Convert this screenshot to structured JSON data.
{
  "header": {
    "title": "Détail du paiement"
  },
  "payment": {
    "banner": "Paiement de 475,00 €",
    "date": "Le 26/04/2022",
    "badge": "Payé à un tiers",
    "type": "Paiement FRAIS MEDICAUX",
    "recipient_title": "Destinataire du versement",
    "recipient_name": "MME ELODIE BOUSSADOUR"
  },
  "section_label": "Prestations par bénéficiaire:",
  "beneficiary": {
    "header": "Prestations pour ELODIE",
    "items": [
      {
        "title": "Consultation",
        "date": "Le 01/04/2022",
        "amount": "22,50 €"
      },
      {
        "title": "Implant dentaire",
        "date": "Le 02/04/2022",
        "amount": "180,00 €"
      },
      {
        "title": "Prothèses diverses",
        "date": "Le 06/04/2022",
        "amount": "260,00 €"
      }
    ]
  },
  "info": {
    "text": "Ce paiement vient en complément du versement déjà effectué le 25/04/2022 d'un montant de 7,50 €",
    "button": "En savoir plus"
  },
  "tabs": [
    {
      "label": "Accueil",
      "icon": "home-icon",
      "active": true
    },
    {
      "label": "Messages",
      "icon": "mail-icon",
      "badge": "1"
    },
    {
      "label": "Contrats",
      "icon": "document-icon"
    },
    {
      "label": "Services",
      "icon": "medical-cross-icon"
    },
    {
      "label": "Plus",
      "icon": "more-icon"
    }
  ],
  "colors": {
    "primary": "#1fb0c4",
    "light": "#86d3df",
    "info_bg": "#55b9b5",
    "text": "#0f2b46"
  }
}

• • •

▸ Instructions for the task:
Scan the listing above for the word "header" and show each line where it is found.

▸ Exercise answer:
  "header": {
    "header": "Prestations pour ELODIE",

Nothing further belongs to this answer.